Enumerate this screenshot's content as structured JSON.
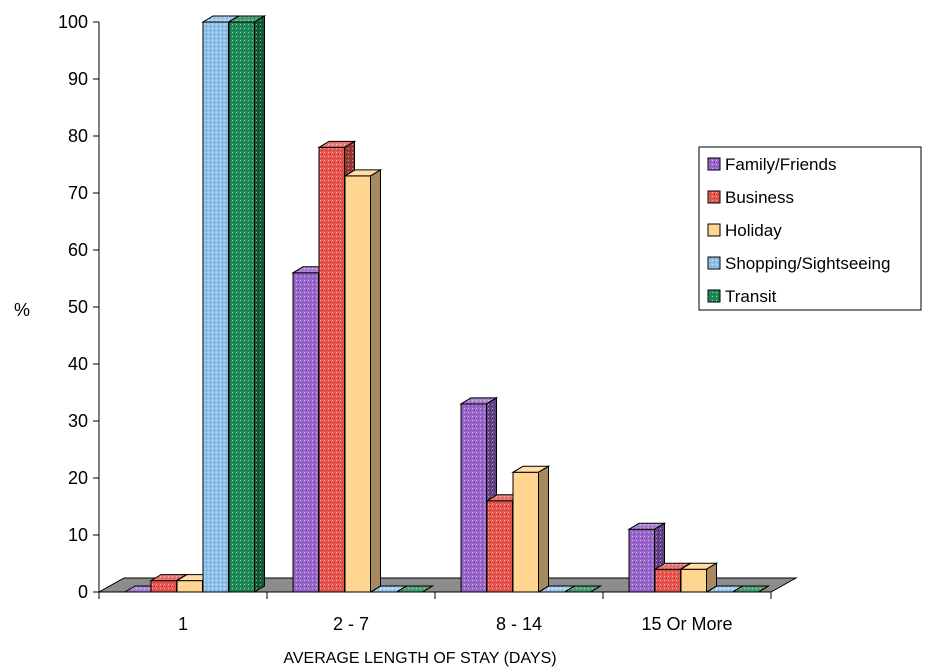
{
  "chart_data": {
    "type": "bar",
    "variant": "3d-clustered-column",
    "categories": [
      "1",
      "2 - 7",
      "8 - 14",
      "15 Or More"
    ],
    "series": [
      {
        "name": "Family/Friends",
        "values": [
          0,
          56,
          33,
          11
        ],
        "color": "#9966cc",
        "pattern": "dots"
      },
      {
        "name": "Business",
        "values": [
          2,
          78,
          16,
          4
        ],
        "color": "#e8574f",
        "pattern": "dots"
      },
      {
        "name": "Holiday",
        "values": [
          2,
          73,
          21,
          4
        ],
        "color": "#ffd58f",
        "pattern": "none"
      },
      {
        "name": "Shopping/Sightseeing",
        "values": [
          100,
          0,
          0,
          0
        ],
        "color": "#8fc3ec",
        "pattern": "dots"
      },
      {
        "name": "Transit",
        "values": [
          100,
          0,
          0,
          0
        ],
        "color": "#1f8a55",
        "pattern": "dots"
      }
    ],
    "xlabel": "AVERAGE LENGTH OF STAY (DAYS)",
    "ylabel": "%",
    "ylim": [
      0,
      100
    ],
    "yticks": [
      0,
      10,
      20,
      30,
      40,
      50,
      60,
      70,
      80,
      90,
      100
    ],
    "grid": false,
    "legend_position": "right"
  }
}
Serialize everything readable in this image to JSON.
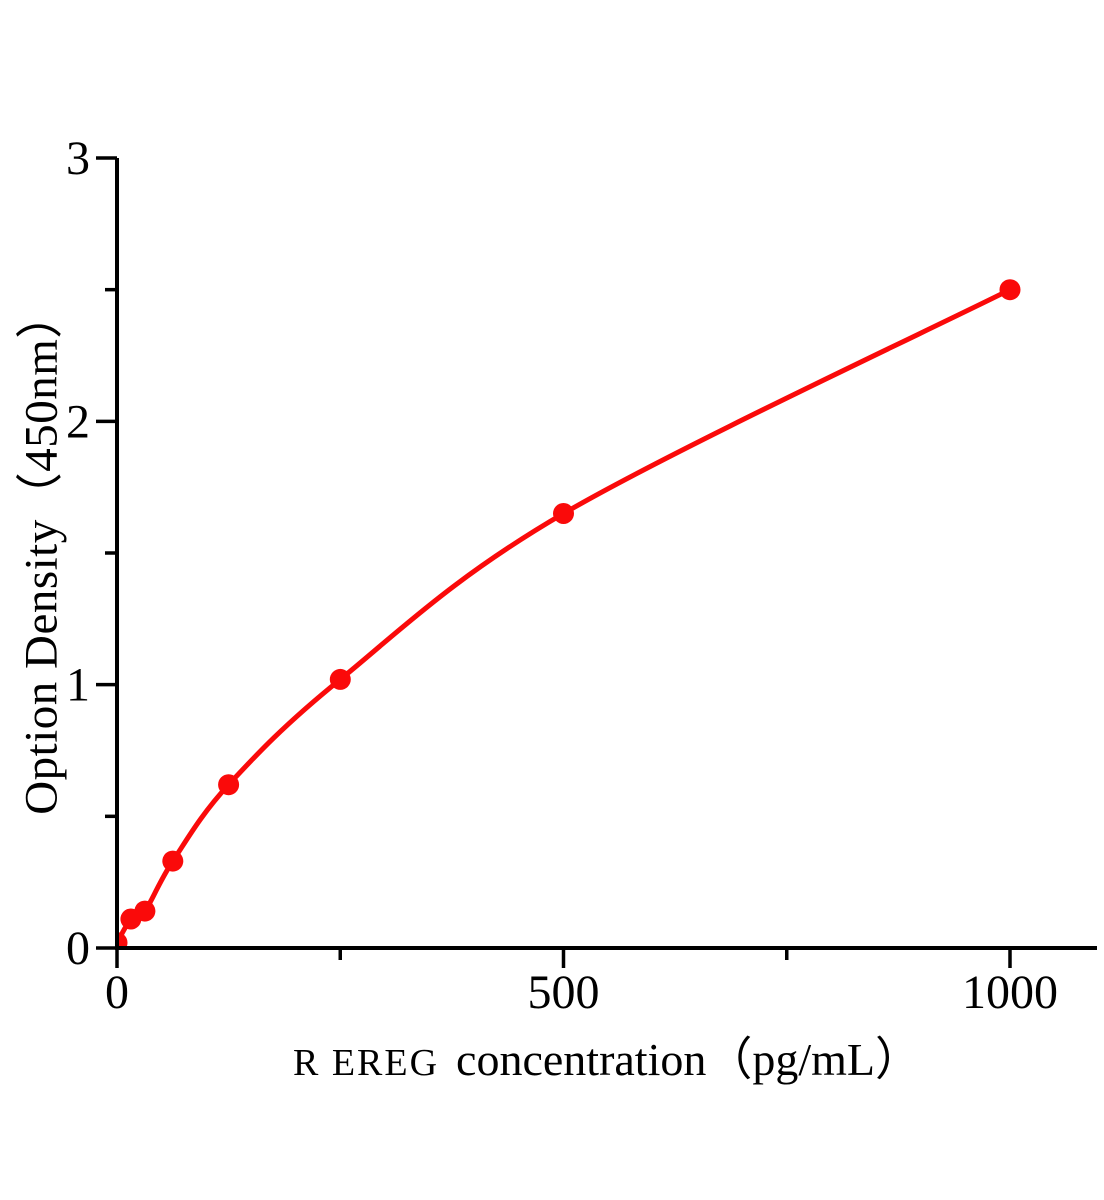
{
  "figure": {
    "background": "#ffffff"
  },
  "chart_data": {
    "type": "scatter",
    "title": "",
    "xlabel": {
      "prefix": "R EREG",
      "suffix": "concentration（pg/mL）"
    },
    "ylabel": "Option Density（450nm）",
    "x": [
      0,
      15.6,
      31.2,
      62.5,
      125,
      250,
      500,
      1000
    ],
    "y": [
      0.02,
      0.11,
      0.14,
      0.33,
      0.62,
      1.02,
      1.65,
      2.5
    ],
    "x_axis": {
      "min": 0,
      "max": 1100,
      "major_ticks": [
        0,
        500,
        1000
      ],
      "tick_labels": [
        "0",
        "500",
        "1000"
      ],
      "minor_ticks": [
        250,
        750
      ]
    },
    "y_axis": {
      "min": 0,
      "max": 3,
      "major_ticks": [
        0,
        1,
        2,
        3
      ],
      "tick_labels": [
        "0",
        "1",
        "2",
        "3"
      ],
      "minor_ticks": [
        0.5,
        1.5,
        2.5
      ]
    },
    "grid": false,
    "legend_position": "none",
    "curve_color": "#fa0a0a",
    "marker_color": "#fa0a0a",
    "axis_color": "#000000",
    "text_color": "#000000"
  }
}
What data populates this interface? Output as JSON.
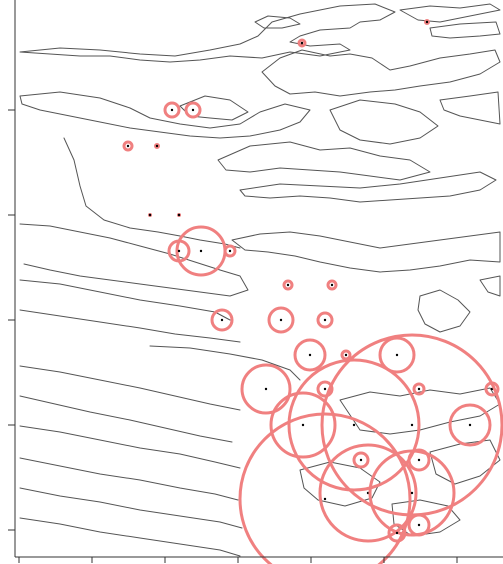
{
  "map": {
    "type": "proportional-symbol-map",
    "coastline_color": "#555555",
    "circle_color": "#f08080",
    "point_color": "#000000",
    "axes": {
      "x_ticks": 7,
      "y_ticks": 5,
      "tick_labels": []
    },
    "sites": [
      {
        "name": "site-1",
        "c": [
          302,
          43
        ],
        "r": 3
      },
      {
        "name": "site-2",
        "c": [
          427,
          22
        ],
        "r": 2
      },
      {
        "name": "site-3",
        "c": [
          172,
          110
        ],
        "r": 7
      },
      {
        "name": "site-4",
        "c": [
          193,
          110
        ],
        "r": 7
      },
      {
        "name": "site-5",
        "c": [
          128,
          146
        ],
        "r": 4
      },
      {
        "name": "site-6",
        "c": [
          157,
          146
        ],
        "r": 2
      },
      {
        "name": "site-7",
        "c": [
          150,
          215
        ],
        "r": 1
      },
      {
        "name": "site-8",
        "c": [
          179,
          215
        ],
        "r": 1
      },
      {
        "name": "site-9",
        "c": [
          201,
          251
        ],
        "r": 24
      },
      {
        "name": "site-10",
        "c": [
          179,
          251
        ],
        "r": 10
      },
      {
        "name": "site-11",
        "c": [
          230,
          251
        ],
        "r": 5
      },
      {
        "name": "site-12",
        "c": [
          288,
          285
        ],
        "r": 4
      },
      {
        "name": "site-13",
        "c": [
          332,
          285
        ],
        "r": 4
      },
      {
        "name": "site-14",
        "c": [
          222,
          320
        ],
        "r": 10
      },
      {
        "name": "site-15",
        "c": [
          281,
          320
        ],
        "r": 12
      },
      {
        "name": "site-16",
        "c": [
          325,
          320
        ],
        "r": 7
      },
      {
        "name": "site-17",
        "c": [
          310,
          355
        ],
        "r": 15
      },
      {
        "name": "site-18",
        "c": [
          346,
          355
        ],
        "r": 4
      },
      {
        "name": "site-19",
        "c": [
          397,
          355
        ],
        "r": 17
      },
      {
        "name": "site-20",
        "c": [
          266,
          389
        ],
        "r": 24
      },
      {
        "name": "site-21",
        "c": [
          325,
          389
        ],
        "r": 7
      },
      {
        "name": "site-22",
        "c": [
          419,
          389
        ],
        "r": 5
      },
      {
        "name": "site-23",
        "c": [
          492,
          389
        ],
        "r": 6
      },
      {
        "name": "site-24",
        "c": [
          303,
          425
        ],
        "r": 32
      },
      {
        "name": "site-25",
        "c": [
          354,
          425
        ],
        "r": 65
      },
      {
        "name": "site-26",
        "c": [
          412,
          425
        ],
        "r": 90
      },
      {
        "name": "site-27",
        "c": [
          470,
          425
        ],
        "r": 20
      },
      {
        "name": "site-28",
        "c": [
          361,
          460
        ],
        "r": 7
      },
      {
        "name": "site-29",
        "c": [
          419,
          460
        ],
        "r": 10
      },
      {
        "name": "site-30",
        "c": [
          325,
          499
        ],
        "r": 85
      },
      {
        "name": "site-31",
        "c": [
          368,
          493
        ],
        "r": 48
      },
      {
        "name": "site-32",
        "c": [
          412,
          493
        ],
        "r": 42
      },
      {
        "name": "site-33",
        "c": [
          397,
          533
        ],
        "r": 8
      },
      {
        "name": "site-34",
        "c": [
          419,
          525
        ],
        "r": 10
      }
    ]
  }
}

___

- YOUR GOAL: Skip the pictures and transcribe the rest of the records exactly.

- EXERCISE RESPONSE:
Enumerate this screenshot's content as structured JSON.
{
  "chart_data": {
    "type": "bar",
    "variant": "3d-clustered-column",
    "categories": [
      "1",
      "2 - 7",
      "8 - 14",
      "15 Or More"
    ],
    "series": [
      {
        "name": "Family/Friends",
        "values": [
          0,
          56,
          33,
          11
        ],
        "color": "#9966cc",
        "pattern": "dots"
      },
      {
        "name": "Business",
        "values": [
          2,
          78,
          16,
          4
        ],
        "color": "#e8574f",
        "pattern": "dots"
      },
      {
        "name": "Holiday",
        "values": [
          2,
          73,
          21,
          4
        ],
        "color": "#ffd58f",
        "pattern": "none"
      },
      {
        "name": "Shopping/Sightseeing",
        "values": [
          100,
          0,
          0,
          0
        ],
        "color": "#8fc3ec",
        "pattern": "dots"
      },
      {
        "name": "Transit",
        "values": [
          100,
          0,
          0,
          0
        ],
        "color": "#1f8a55",
        "pattern": "dots"
      }
    ],
    "xlabel": "AVERAGE LENGTH OF STAY (DAYS)",
    "ylabel": "%",
    "ylim": [
      0,
      100
    ],
    "yticks": [
      0,
      10,
      20,
      30,
      40,
      50,
      60,
      70,
      80,
      90,
      100
    ],
    "grid": false,
    "legend_position": "right"
  }
}
Serialize everything readable in this image to JSON.
{
  "figure": {
    "background": "#ffffff"
  },
  "chart_data": {
    "type": "scatter",
    "title": "",
    "xlabel": {
      "prefix": "R EREG",
      "suffix": "concentration（pg/mL）"
    },
    "ylabel": "Option Density（450nm）",
    "x": [
      0,
      15.6,
      31.2,
      62.5,
      125,
      250,
      500,
      1000
    ],
    "y": [
      0.02,
      0.11,
      0.14,
      0.33,
      0.62,
      1.02,
      1.65,
      2.5
    ],
    "x_axis": {
      "min": 0,
      "max": 1100,
      "major_ticks": [
        0,
        500,
        1000
      ],
      "tick_labels": [
        "0",
        "500",
        "1000"
      ],
      "minor_ticks": [
        250,
        750
      ]
    },
    "y_axis": {
      "min": 0,
      "max": 3,
      "major_ticks": [
        0,
        1,
        2,
        3
      ],
      "tick_labels": [
        "0",
        "1",
        "2",
        "3"
      ],
      "minor_ticks": [
        0.5,
        1.5,
        2.5
      ]
    },
    "grid": false,
    "legend_position": "none",
    "curve_color": "#fa0a0a",
    "marker_color": "#fa0a0a",
    "axis_color": "#000000",
    "text_color": "#000000"
  }
}
What data populates this interface? Output as JSON.
{
  "map": {
    "type": "proportional-symbol-map",
    "coastline_color": "#555555",
    "circle_color": "#f08080",
    "point_color": "#000000",
    "axes": {
      "x_ticks": 7,
      "y_ticks": 5,
      "tick_labels": []
    },
    "sites": [
      {
        "name": "site-1",
        "c": [
          302,
          43
        ],
        "r": 3
      },
      {
        "name": "site-2",
        "c": [
          427,
          22
        ],
        "r": 2
      },
      {
        "name": "site-3",
        "c": [
          172,
          110
        ],
        "r": 7
      },
      {
        "name": "site-4",
        "c": [
          193,
          110
        ],
        "r": 7
      },
      {
        "name": "site-5",
        "c": [
          128,
          146
        ],
        "r": 4
      },
      {
        "name": "site-6",
        "c": [
          157,
          146
        ],
        "r": 2
      },
      {
        "name": "site-7",
        "c": [
          150,
          215
        ],
        "r": 1
      },
      {
        "name": "site-8",
        "c": [
          179,
          215
        ],
        "r": 1
      },
      {
        "name": "site-9",
        "c": [
          201,
          251
        ],
        "r": 24
      },
      {
        "name": "site-10",
        "c": [
          179,
          251
        ],
        "r": 10
      },
      {
        "name": "site-11",
        "c": [
          230,
          251
        ],
        "r": 5
      },
      {
        "name": "site-12",
        "c": [
          288,
          285
        ],
        "r": 4
      },
      {
        "name": "site-13",
        "c": [
          332,
          285
        ],
        "r": 4
      },
      {
        "name": "site-14",
        "c": [
          222,
          320
        ],
        "r": 10
      },
      {
        "name": "site-15",
        "c": [
          281,
          320
        ],
        "r": 12
      },
      {
        "name": "site-16",
        "c": [
          325,
          320
        ],
        "r": 7
      },
      {
        "name": "site-17",
        "c": [
          310,
          355
        ],
        "r": 15
      },
      {
        "name": "site-18",
        "c": [
          346,
          355
        ],
        "r": 4
      },
      {
        "name": "site-19",
        "c": [
          397,
          355
        ],
        "r": 17
      },
      {
        "name": "site-20",
        "c": [
          266,
          389
        ],
        "r": 24
      },
      {
        "name": "site-21",
        "c": [
          325,
          389
        ],
        "r": 7
      },
      {
        "name": "site-22",
        "c": [
          419,
          389
        ],
        "r": 5
      },
      {
        "name": "site-23",
        "c": [
          492,
          389
        ],
        "r": 6
      },
      {
        "name": "site-24",
        "c": [
          303,
          425
        ],
        "r": 32
      },
      {
        "name": "site-25",
        "c": [
          354,
          425
        ],
        "r": 65
      },
      {
        "name": "site-26",
        "c": [
          412,
          425
        ],
        "r": 90
      },
      {
        "name": "site-27",
        "c": [
          470,
          425
        ],
        "r": 20
      },
      {
        "name": "site-28",
        "c": [
          361,
          460
        ],
        "r": 7
      },
      {
        "name": "site-29",
        "c": [
          419,
          460
        ],
        "r": 10
      },
      {
        "name": "site-30",
        "c": [
          325,
          499
        ],
        "r": 85
      },
      {
        "name": "site-31",
        "c": [
          368,
          493
        ],
        "r": 48
      },
      {
        "name": "site-32",
        "c": [
          412,
          493
        ],
        "r": 42
      },
      {
        "name": "site-33",
        "c": [
          397,
          533
        ],
        "r": 8
      },
      {
        "name": "site-34",
        "c": [
          419,
          525
        ],
        "r": 10
      }
    ]
  }
}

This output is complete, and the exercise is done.